Chana Williford – on meeting Tattoo Guy.

[This was the first letter
published in Open Letters.]

Dallas, Texas
June 19, 2000

My Sarahkins,

Get out the Drama-Chana label once again. Well, not really. Well, I don’t know. Jesus, Sarah. I’m never gonna get all this right, am I? I’m going nuts because living so far away from school is taking a toll on my grades and that depresses me. It also sucks because it makes it hard for me to have a job while I’m in school which makes me financially dependent upon Clint. Not only that, but I am living with three guys…and we know how that goes. They mess the place up, I clean. Which fucking SUCKS because I have the longest and hardest days of any of us. And all they every want to do is party party party. I told Clint the other day that I want to move out. It was horrible. He cried! I don’t know how to deal with other people when they cry…unless I can understand wholly why they are crying. But this is ridiculous.

Anyway, he’s pretty much gotten over it. I mean, I’ve made my decision. I have a friend closer to school that I wouldn’t mind moving in with, and she would let me slide on the payment until I get a job (which shouldn’t take long at all). I also want to talk to my sister about her and her kids moving to Dallas, though. It would help them out because Leah (my sister) would be able to find a better paying and stable job in a larger city than our hometown. Her husband is in prison, she has four kids to feed, and hasn’t had a job in ten years. If she could just rent out her house she could use that money to pay for an apartment in the Dallas area. I could live there and help out so she’d be making a profit from that AND have a job at the same time. I’d probably have to stay closer to the Dallas area, but I don’t mind all that much…but get ready to scream at me when I tell you why.
______________________________
### Directive 1
Using the letter about meeting Tattoo Guy, list every circumstance it states about Leah's household.
### Directive 2
Carry the letter about meeting Tattoo Guy forward from its final sentence, keeping the writer's voice.

### Given data
______________________________
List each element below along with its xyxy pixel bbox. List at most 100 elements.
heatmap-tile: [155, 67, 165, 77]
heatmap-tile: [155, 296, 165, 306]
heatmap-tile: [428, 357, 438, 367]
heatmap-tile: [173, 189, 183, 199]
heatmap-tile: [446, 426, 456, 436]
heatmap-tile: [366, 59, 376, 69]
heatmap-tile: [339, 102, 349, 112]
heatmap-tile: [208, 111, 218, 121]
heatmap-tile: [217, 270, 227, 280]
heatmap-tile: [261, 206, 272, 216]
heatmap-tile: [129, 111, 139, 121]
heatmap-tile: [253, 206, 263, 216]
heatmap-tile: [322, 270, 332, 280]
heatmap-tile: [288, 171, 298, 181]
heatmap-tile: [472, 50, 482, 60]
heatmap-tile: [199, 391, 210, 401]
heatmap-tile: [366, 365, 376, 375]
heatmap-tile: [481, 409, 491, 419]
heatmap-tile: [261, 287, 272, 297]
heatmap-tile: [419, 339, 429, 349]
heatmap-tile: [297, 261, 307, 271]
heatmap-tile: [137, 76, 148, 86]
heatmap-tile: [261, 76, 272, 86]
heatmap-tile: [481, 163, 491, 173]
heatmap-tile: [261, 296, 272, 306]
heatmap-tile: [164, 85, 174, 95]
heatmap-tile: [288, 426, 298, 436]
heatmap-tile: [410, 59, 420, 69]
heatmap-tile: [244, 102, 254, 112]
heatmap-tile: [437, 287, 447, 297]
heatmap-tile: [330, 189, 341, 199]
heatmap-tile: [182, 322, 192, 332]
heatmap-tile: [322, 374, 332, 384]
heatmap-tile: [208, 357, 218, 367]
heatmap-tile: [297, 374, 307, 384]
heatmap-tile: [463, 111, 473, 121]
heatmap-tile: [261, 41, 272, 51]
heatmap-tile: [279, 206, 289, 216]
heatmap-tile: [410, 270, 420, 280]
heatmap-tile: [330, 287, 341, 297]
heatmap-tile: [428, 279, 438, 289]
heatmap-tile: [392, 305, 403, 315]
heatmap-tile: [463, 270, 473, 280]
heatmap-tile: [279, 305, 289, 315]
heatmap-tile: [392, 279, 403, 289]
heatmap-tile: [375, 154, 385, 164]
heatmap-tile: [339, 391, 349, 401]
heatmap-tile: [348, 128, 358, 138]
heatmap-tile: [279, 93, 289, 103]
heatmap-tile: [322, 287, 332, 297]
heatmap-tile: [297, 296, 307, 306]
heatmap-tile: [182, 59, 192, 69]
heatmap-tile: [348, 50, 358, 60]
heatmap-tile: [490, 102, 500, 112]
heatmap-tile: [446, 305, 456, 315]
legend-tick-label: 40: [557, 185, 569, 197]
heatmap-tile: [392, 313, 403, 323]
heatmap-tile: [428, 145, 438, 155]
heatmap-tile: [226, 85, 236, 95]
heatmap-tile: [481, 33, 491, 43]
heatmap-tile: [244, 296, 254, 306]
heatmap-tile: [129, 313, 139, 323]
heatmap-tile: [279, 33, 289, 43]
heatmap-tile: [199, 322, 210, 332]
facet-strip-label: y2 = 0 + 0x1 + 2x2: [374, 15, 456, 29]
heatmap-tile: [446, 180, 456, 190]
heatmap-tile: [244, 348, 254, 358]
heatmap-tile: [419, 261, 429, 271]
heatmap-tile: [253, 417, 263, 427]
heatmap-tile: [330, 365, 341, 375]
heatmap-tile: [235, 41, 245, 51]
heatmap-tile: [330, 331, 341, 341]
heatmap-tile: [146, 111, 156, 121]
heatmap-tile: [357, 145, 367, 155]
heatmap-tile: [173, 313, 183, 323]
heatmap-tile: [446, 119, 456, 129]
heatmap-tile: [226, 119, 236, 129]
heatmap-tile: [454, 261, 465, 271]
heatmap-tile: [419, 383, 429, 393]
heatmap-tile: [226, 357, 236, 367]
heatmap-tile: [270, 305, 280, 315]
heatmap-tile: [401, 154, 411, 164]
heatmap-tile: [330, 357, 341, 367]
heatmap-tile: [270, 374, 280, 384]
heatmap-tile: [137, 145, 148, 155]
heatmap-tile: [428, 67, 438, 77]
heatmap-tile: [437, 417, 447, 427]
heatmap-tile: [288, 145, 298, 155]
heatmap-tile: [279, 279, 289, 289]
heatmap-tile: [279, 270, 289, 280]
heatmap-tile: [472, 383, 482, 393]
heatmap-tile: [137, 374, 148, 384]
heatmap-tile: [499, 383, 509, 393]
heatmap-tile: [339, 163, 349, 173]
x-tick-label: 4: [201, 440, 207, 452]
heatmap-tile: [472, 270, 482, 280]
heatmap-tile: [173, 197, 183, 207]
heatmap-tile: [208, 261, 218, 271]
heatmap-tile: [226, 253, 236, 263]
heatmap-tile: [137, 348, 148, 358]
______________________________
### Task output 1
- Her husband is in prison.
- She has four kids to feed.
- She hasn't had a job in ten years.
- She has a house she could rent out.

### Task output 2
Okay…here goes. You know I can’t ever make myself write a Reader’s Digest condensed version of a story, so I hope you have a little time to read.

My roommate Geoff, who just turned 19, is going out with the 31-year-old stripper next door, Amy. She’s really cool, a lot like my sister, and has two kids (Savannah, 11, and Gunner, 8). So that’s a pretty surreal situation. Anyway like I said she’s pretty cool and we all go out occasionally. Last week Clint and I went out with Geoff and Amy and our other roommate Eric (41) and some other people. We went to a tattoo-and-piercing shop because Amy knows the owner and wanted Geoff to get his tongue pierced. After we had been there for a while I had to go to the bathroom. It was in the back of the shop, past all the tattoo artists’ rooms.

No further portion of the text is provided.